TASK DIRECTIONS:
Scan the records for the word "dans". Copy each line that includes it.

(Collection entries)
>> begin

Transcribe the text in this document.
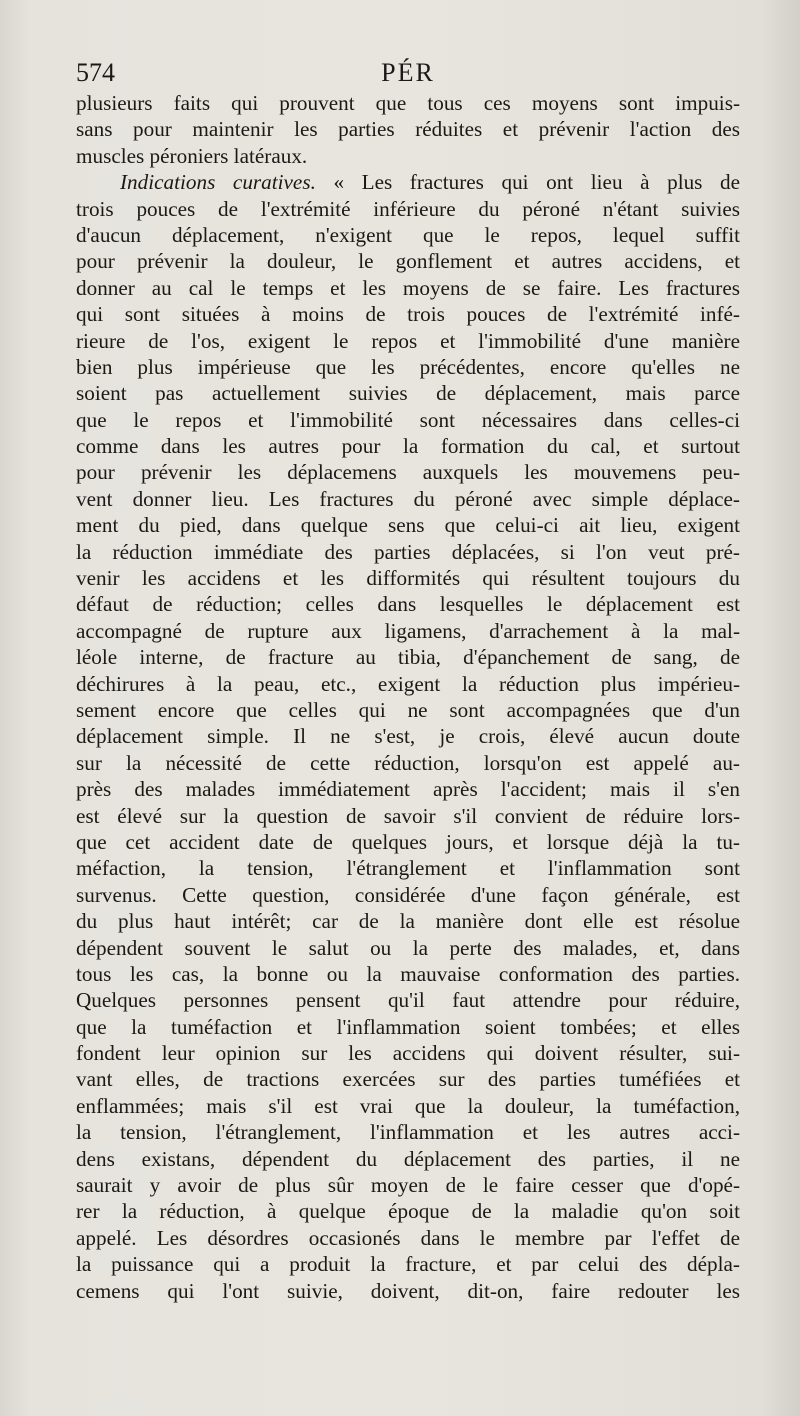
574	PÉR
plusieurs faits qui prouvent que tous ces moyens sont impuis-
sans pour maintenir les parties réduites et prévenir l'action des
muscles péroniers latéraux.
Indications curatives. « Les fractures qui ont lieu à plus de
trois pouces de l'extrémité inférieure du péroné n'étant suivies
d'aucun déplacement, n'exigent que le repos, lequel suffit
pour prévenir la douleur, le gonflement et autres accidens, et
donner au cal le temps et les moyens de se faire. Les fractures
qui sont situées à moins de trois pouces de l'extrémité infé-
rieure de l'os, exigent le repos et l'immobilité d'une manière
bien plus impérieuse que les précédentes, encore qu'elles ne
soient pas actuellement suivies de déplacement, mais parce
que le repos et l'immobilité sont nécessaires dans celles-ci
comme dans les autres pour la formation du cal, et surtout
pour prévenir les déplacemens auxquels les mouvemens peu-
vent donner lieu. Les fractures du péroné avec simple déplace-
ment du pied, dans quelque sens que celui-ci ait lieu, exigent
la réduction immédiate des parties déplacées, si l'on veut pré-
venir les accidens et les difformités qui résultent toujours du
défaut de réduction; celles dans lesquelles le déplacement est
accompagné de rupture aux ligamens, d'arrachement à la mal-
léole interne, de fracture au tibia, d'épanchement de sang, de
déchirures à la peau, etc., exigent la réduction plus impérieu-
sement encore que celles qui ne sont accompagnées que d'un
déplacement simple. Il ne s'est, je crois, élevé aucun doute
sur la nécessité de cette réduction, lorsqu'on est appelé au-
près des malades immédiatement après l'accident; mais il s'en
est élevé sur la question de savoir s'il convient de réduire lors-
que cet accident date de quelques jours, et lorsque déjà la tu-
méfaction, la tension, l'étranglement et l'inflammation sont
survenus. Cette question, considérée d'une façon générale, est
du plus haut intérêt; car de la manière dont elle est résolue
dépendent souvent le salut ou la perte des malades, et, dans
tous les cas, la bonne ou la mauvaise conformation des parties.
Quelques personnes pensent qu'il faut attendre pour réduire,
que la tuméfaction et l'inflammation soient tombées; et elles
fondent leur opinion sur les accidens qui doivent résulter, sui-
vant elles, de tractions exercées sur des parties tuméfiées et
enflammées; mais s'il est vrai que la douleur, la tuméfaction,
la tension, l'étranglement, l'inflammation et les autres acci-
dens existans, dépendent du déplacement des parties, il ne
saurait y avoir de plus sûr moyen de le faire cesser que d'opé-
rer la réduction, à quelque époque de la maladie qu'on soit
appelé. Les désordres occasionés dans le membre par l'effet de
la puissance qui a produit la fracture, et par celui des dépla-
cemens qui l'ont suivie, doivent, dit-on, faire redouter les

>> end

OUTPUT FOR THIS EXERCISE:
que le repos et l'immobilité sont nécessaires dans celles-ci
comme dans les autres pour la formation du cal, et surtout
ment du pied, dans quelque sens que celui-ci ait lieu, exigent
défaut de réduction; celles dans lesquelles le déplacement est
dépendent souvent le salut ou la perte des malades, et, dans
appelé. Les désordres occasionés dans le membre par l'effet de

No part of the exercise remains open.